=== POLECENIE 1 ===
Przepisz bez zmian fragment relacji z walki Rutkowskiego z Rajewskim, począwszy od słów „Wyniki Babilon MMA” aż do słów „pokonujc Łukasza Rajewskiego.” włącznie.
=== POLECENIE 2 ===
Dopisz dalszy ciąg relacji z walki Rutkowskiego z Rajewskim, zaczynając bezpośrednio po jej ostatnim zdaniu.

=== PRZYTOCZONY TEKST ===
※

Wyniki Babilon MMA 7: Daniel Rutkowski zdominował zapaśniczo Łukasza Rajewskiego
Daniel Rutkowski wygrał siódmą walkę w rzędu, podczas gali Babilon MMA 7 pokonujc Łukasza Rajewskiego.
Daniel Rutkowski (7-2) odniósł najcenniejsze zwycięstwo w karierze, podczas gali Babilon MMA 7 w Żyrardowie pokonując jednogłośną decyzją sędziowską Łukasza Rajewskiego (8-5).
Początek należał do Rajewskiego, który dobrze poruszając się na nogach, gnębił Rutkowskiego uderzeniami z obu pozycji, czając się też na kontry. Kilka razy trafił soczyście rywala, ale ten po minucie złapał go przy siatce, tam szukając obalenia. Po minucie Raju w końcu się wyrwał, uciekając na środek klatki. Tam zdzielił nacierającego Rutkowskiego kolanem w kontrze, ale po raz kolejny walka trafiła do klinczu z zawodnikiem Radomia w dogodniejszej pozycji. Radomski złapał rywala w pas, efektownie następnie ciskając nim o deski. Zdobył dosiad, ale Rajewski wykaraskał się i wrócił na nogi – ale pozostał na siatce, przyszpilony przez oponenta. Na minutę przed końcem rundy Łukasz uciekł na środek, tak dosięgając przeciwnika kilkoma soczystymi kopnięciami na korpus i śliczną kontrą prawym. Rutkowski szybko jednak wbił go ponownie w siatkę – choć niewiele z tego wynikało. Raju w końcówce znów zdołał wrócić na środek, a tam trafił przypadkowo kopnięciem w krocze.

※

=== DOSTARCZONE DANE ===
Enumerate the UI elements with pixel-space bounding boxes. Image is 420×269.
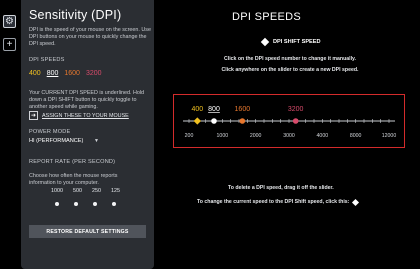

※

=== WYNIK ĆWICZENIA 1 ===
Wyniki Babilon MMA 7: Daniel Rutkowski zdominował zapaśniczo Łukasza Rajewskiego
Daniel Rutkowski wygrał siódmą walkę w rzędu, podczas gali Babilon MMA 7 pokonujc Łukasza Rajewskiego.

=== WYNIK ĆWICZENIA 2 ===
Już w pierwszej akcji drugiej rundy Rajewski cofnął się na siatkę, szukając kontry – a tam został tym razem szybko obalony. Łukasz doprowadził jednak do kotłowaniny, szukając ataku na nogi i w końcu wrócił na górę – ale unieruchomiony przez Daniela pod siatką. Rutkowski dobrze kontrolował przeciwnika, nie dając mu ani milimetra przestrzeni. W końcu przewrócił ponownie Rajewskiego, ale ten zaatakował balachą na kolano – i wydawało się, że jest bliski jej finalizacji, ale radomianin przetrwał. Walka wróciła do klinczu, gdzie Rutkowski rozdawał karty, gnębiąc Rajewskiego uderzeniami i w końcu ciskając nim o deski. Ułożył go pod siatką, szukając miejsca na rozpuszczenie uderzeń. Poznaniak dobrze jednak wykluczał jego ręce, nie dając rywalowi przestrzeni do ofensywy.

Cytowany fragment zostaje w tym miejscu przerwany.